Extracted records
==*==
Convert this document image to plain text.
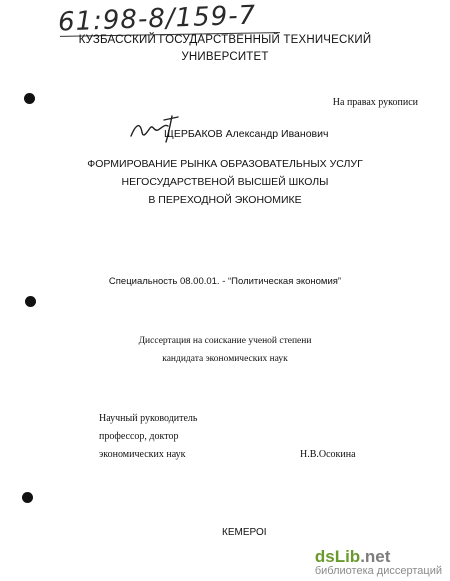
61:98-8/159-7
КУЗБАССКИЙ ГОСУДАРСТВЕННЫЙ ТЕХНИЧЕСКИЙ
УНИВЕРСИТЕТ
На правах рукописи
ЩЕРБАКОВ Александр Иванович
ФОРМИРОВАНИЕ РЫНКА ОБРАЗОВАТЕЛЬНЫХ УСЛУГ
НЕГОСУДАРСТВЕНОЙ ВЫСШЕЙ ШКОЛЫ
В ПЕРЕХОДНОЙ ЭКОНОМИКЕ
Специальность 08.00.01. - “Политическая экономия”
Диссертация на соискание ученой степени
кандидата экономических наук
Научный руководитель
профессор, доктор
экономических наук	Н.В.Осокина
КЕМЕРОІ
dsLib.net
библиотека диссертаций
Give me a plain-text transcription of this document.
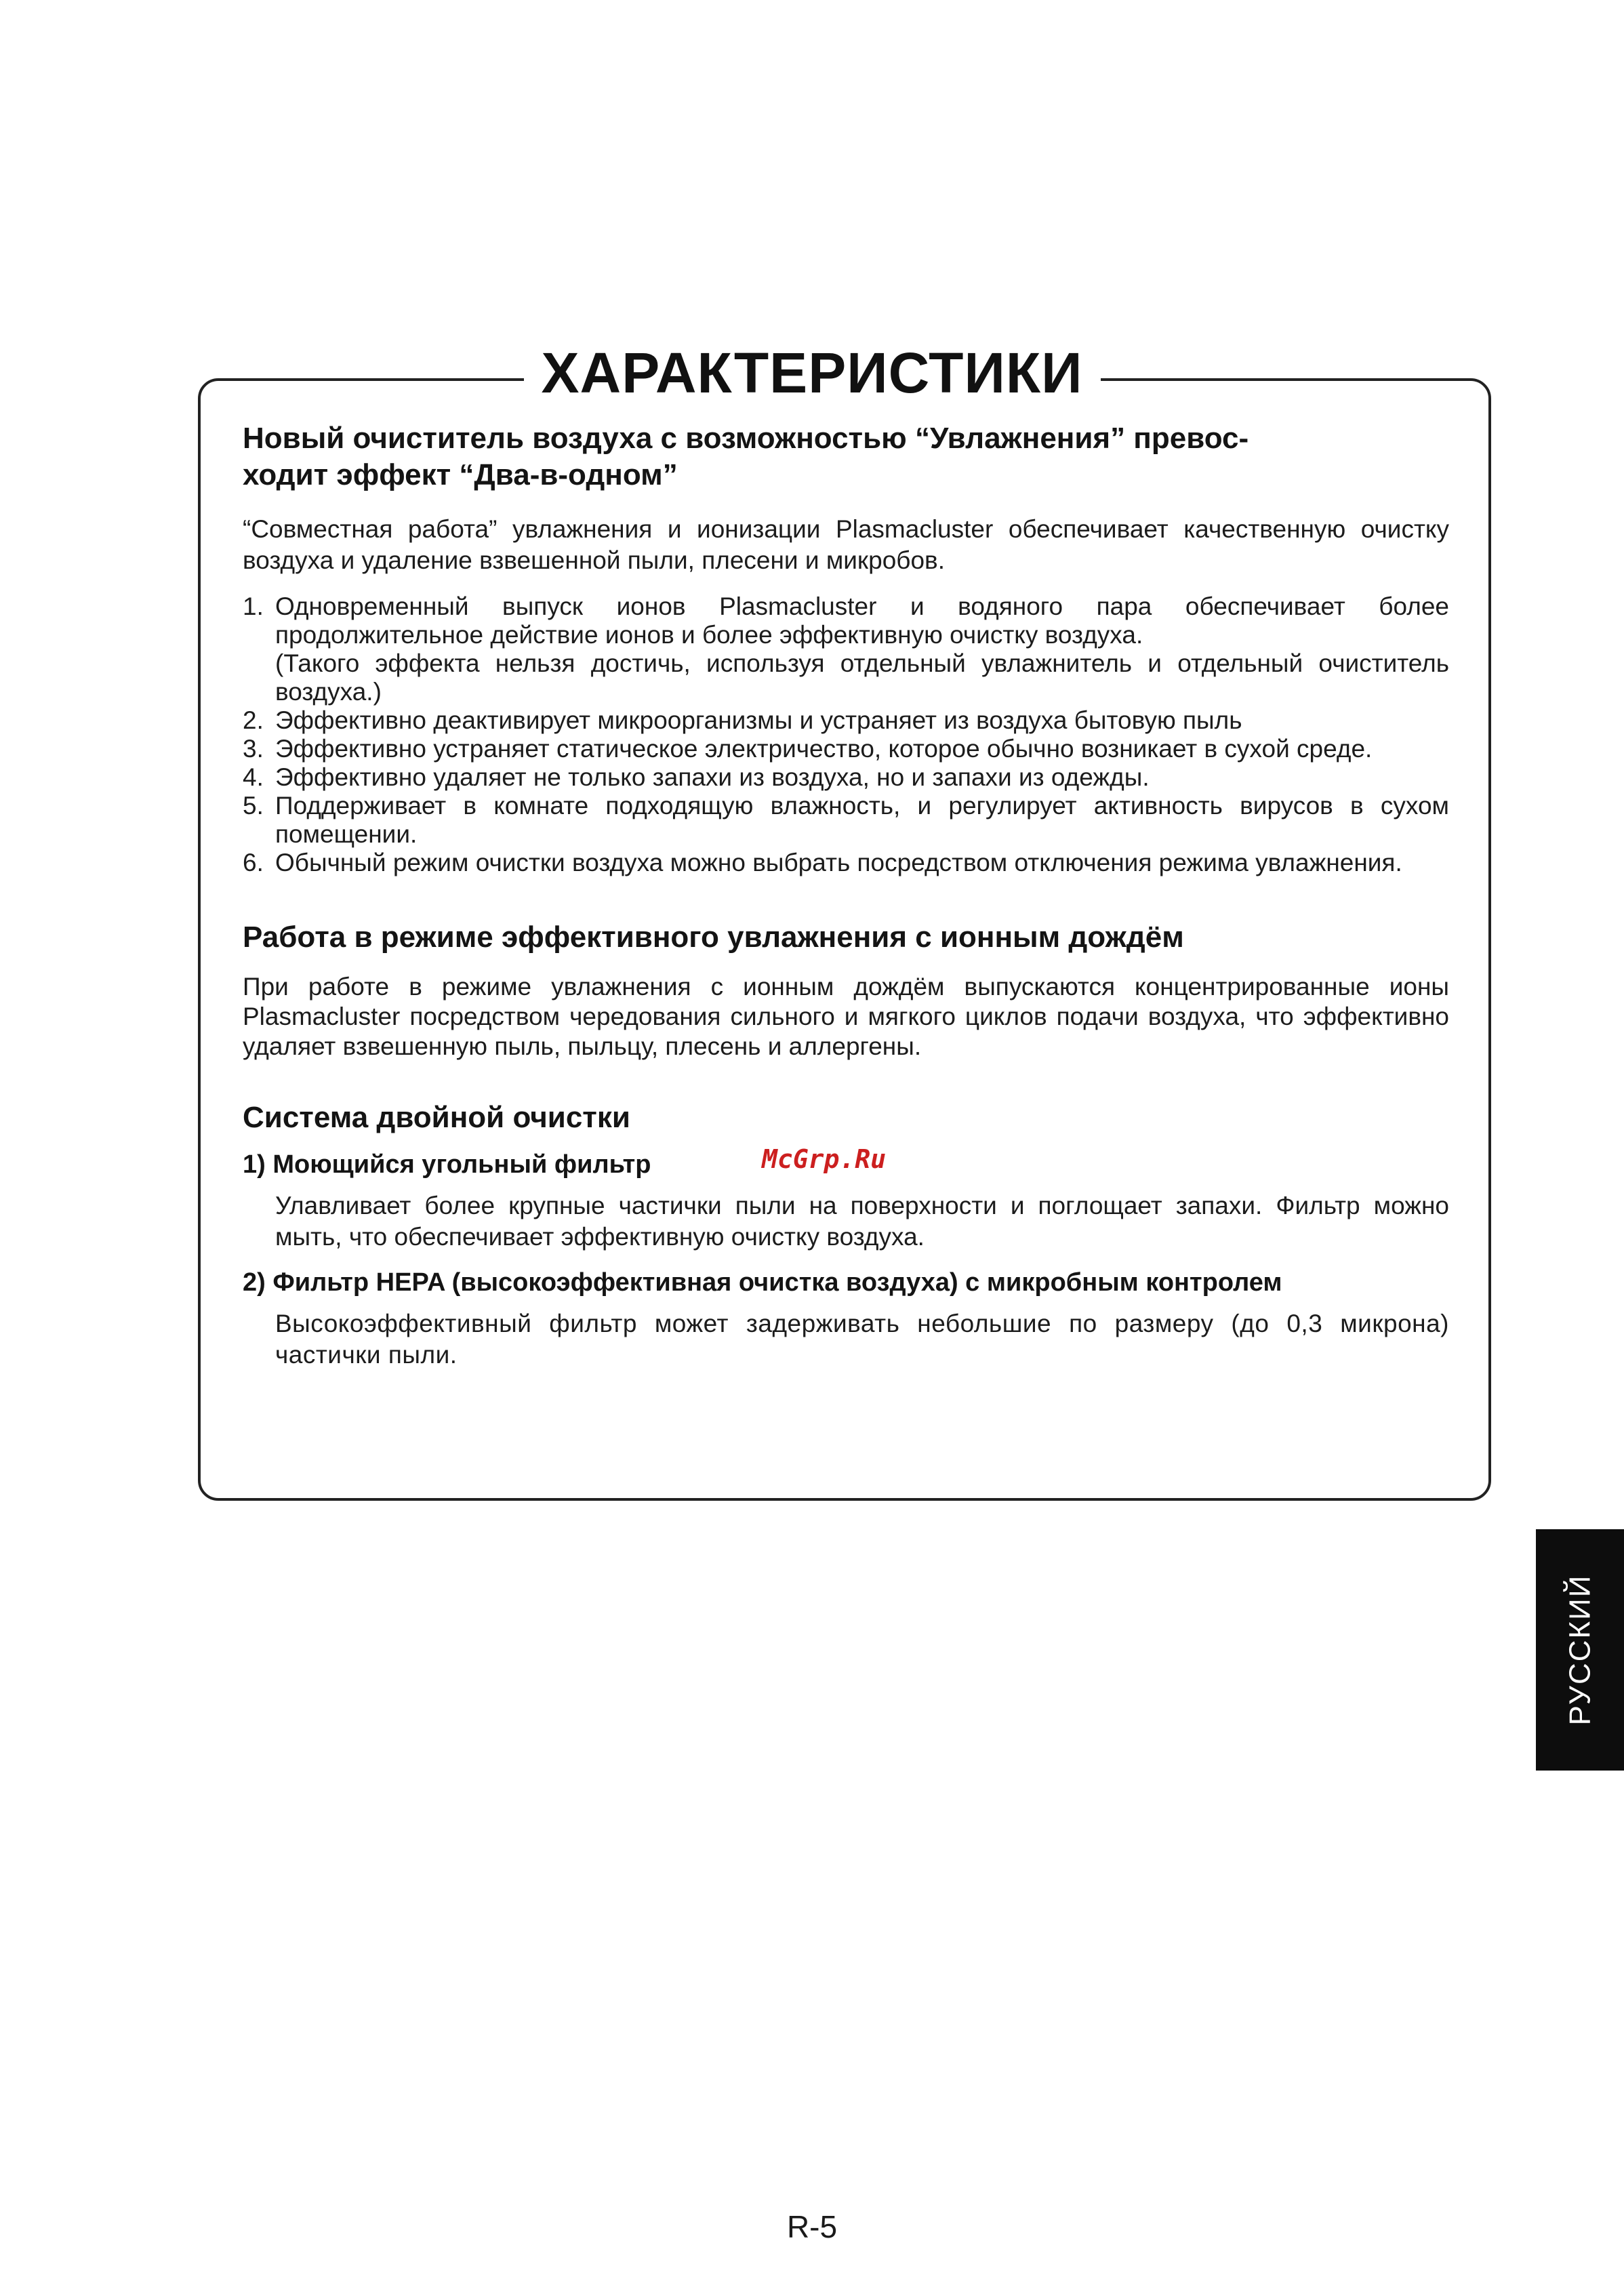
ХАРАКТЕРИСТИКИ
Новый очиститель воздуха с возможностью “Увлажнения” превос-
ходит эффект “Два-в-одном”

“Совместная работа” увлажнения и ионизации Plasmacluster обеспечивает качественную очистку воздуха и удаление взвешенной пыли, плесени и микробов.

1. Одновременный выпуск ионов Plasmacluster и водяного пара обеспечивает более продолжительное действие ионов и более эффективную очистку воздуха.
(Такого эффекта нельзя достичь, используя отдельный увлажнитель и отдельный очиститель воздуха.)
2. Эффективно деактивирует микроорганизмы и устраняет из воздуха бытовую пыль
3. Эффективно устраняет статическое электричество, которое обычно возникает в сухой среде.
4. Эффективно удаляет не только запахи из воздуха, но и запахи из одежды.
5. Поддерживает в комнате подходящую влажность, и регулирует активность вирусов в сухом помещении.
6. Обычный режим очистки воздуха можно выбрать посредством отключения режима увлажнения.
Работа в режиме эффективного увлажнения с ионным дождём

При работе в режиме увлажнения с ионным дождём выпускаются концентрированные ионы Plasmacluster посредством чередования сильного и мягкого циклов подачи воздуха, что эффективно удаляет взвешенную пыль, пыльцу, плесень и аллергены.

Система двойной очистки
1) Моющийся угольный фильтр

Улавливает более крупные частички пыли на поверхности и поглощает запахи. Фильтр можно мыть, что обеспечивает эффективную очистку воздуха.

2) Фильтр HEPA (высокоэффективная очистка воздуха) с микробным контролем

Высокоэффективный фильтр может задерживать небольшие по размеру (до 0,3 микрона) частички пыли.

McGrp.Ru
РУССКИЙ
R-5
==*==
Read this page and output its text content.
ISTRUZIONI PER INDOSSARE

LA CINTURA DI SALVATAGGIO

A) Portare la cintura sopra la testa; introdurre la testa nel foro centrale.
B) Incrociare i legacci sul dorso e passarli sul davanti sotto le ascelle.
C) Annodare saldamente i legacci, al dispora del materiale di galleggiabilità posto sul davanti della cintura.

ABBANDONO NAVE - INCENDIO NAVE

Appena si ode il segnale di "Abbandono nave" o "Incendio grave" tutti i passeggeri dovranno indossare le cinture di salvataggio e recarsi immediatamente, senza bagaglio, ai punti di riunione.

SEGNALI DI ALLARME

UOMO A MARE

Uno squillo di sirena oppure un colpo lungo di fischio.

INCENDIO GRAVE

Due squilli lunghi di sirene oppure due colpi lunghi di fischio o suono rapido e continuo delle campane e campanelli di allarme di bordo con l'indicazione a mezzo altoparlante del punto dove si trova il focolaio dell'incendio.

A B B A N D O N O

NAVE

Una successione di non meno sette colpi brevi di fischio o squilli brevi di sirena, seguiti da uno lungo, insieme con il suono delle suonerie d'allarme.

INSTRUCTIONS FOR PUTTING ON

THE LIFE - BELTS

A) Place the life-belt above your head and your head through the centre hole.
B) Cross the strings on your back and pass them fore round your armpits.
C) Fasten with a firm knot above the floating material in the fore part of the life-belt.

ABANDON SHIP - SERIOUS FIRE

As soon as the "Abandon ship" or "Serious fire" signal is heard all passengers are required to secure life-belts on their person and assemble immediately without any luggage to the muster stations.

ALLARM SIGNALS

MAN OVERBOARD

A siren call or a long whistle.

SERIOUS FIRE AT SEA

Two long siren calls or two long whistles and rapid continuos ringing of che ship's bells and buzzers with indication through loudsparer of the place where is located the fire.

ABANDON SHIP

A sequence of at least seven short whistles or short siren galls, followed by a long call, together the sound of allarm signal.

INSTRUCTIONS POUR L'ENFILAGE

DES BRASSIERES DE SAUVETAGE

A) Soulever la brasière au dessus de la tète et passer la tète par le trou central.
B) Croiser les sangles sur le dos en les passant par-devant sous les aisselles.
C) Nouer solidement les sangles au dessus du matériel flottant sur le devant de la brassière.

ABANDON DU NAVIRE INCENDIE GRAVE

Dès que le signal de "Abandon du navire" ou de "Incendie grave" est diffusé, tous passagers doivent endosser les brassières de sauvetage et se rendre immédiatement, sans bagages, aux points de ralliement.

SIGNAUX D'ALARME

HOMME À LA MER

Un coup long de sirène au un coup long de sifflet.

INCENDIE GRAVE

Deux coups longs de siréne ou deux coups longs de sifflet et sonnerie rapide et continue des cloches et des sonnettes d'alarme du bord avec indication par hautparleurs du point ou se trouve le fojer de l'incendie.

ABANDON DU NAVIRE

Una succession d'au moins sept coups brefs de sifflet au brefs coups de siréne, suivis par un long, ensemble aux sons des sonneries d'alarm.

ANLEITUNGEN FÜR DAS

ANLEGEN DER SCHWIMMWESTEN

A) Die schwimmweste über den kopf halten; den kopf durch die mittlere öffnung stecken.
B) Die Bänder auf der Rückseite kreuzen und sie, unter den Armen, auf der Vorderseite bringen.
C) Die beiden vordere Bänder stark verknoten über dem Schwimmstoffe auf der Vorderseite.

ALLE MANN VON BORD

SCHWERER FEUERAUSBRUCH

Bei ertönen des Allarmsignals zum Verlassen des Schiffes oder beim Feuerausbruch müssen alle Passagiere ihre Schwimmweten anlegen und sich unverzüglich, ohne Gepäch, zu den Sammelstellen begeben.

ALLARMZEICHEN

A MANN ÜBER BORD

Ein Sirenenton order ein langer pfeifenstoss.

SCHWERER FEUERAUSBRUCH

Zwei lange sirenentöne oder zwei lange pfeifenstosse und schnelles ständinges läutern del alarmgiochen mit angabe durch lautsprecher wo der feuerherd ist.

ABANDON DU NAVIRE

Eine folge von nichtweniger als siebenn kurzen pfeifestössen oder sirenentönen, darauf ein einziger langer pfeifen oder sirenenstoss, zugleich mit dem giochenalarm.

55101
==*==
Goal ▸ Copy out all lines that carry the word "дождём".

Result of the exercise ▸
Работа в режиме эффективного увлажнения с ионным дождём
При работе в режиме увлажнения с ионным дождём выпускаются концентрированные ионы Plasmacluster посредством чередования сильного и мягкого циклов подачи воздуха, что эффективно удаляет взвешенную пыль, пыльцу, плесень и аллергены.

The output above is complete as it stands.